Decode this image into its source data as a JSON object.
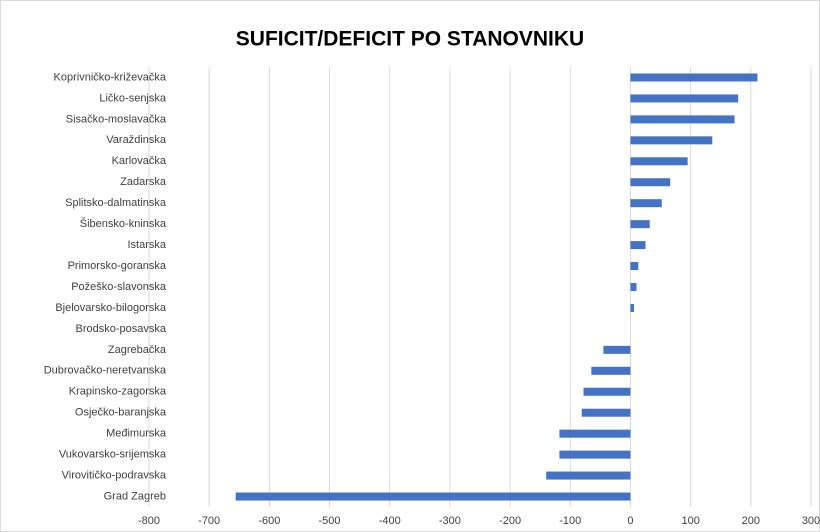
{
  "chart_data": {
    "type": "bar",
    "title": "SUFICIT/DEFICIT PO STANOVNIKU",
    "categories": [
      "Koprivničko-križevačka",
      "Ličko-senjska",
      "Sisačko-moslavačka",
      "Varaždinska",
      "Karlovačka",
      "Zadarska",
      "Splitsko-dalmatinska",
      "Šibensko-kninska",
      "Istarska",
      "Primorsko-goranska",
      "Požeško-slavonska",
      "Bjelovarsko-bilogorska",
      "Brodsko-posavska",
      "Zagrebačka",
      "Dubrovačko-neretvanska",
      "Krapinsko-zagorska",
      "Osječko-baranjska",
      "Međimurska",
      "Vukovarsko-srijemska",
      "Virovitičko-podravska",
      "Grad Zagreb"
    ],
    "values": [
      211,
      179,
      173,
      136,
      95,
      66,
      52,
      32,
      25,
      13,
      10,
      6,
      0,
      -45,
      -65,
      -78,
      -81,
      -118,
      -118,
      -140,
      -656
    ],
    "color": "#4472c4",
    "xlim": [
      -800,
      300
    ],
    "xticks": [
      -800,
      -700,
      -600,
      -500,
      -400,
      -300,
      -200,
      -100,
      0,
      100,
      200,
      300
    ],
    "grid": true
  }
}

================================

▶ **Problem**:
Copy the material above exactly and drop the pictures.

▶ **Task response**:
Decode this image into its source data as a JSON object.
{
  "chart_data": {
    "type": "bar",
    "title": "SUFICIT/DEFICIT PO STANOVNIKU",
    "categories": [
      "Koprivničko-križevačka",
      "Ličko-senjska",
      "Sisačko-moslavačka",
      "Varaždinska",
      "Karlovačka",
      "Zadarska",
      "Splitsko-dalmatinska",
      "Šibensko-kninska",
      "Istarska",
      "Primorsko-goranska",
      "Požeško-slavonska",
      "Bjelovarsko-bilogorska",
      "Brodsko-posavska",
      "Zagrebačka",
      "Dubrovačko-neretvanska",
      "Krapinsko-zagorska",
      "Osječko-baranjska",
      "Međimurska",
      "Vukovarsko-srijemska",
      "Virovitičko-podravska",
      "Grad Zagreb"
    ],
    "values": [
      211,
      179,
      173,
      136,
      95,
      66,
      52,
      32,
      25,
      13,
      10,
      6,
      0,
      -45,
      -65,
      -78,
      -81,
      -118,
      -118,
      -140,
      -656
    ],
    "color": "#4472c4",
    "xlim": [
      -800,
      300
    ],
    "xticks": [
      -800,
      -700,
      -600,
      -500,
      -400,
      -300,
      -200,
      -100,
      0,
      100,
      200,
      300
    ],
    "grid": true
  }
}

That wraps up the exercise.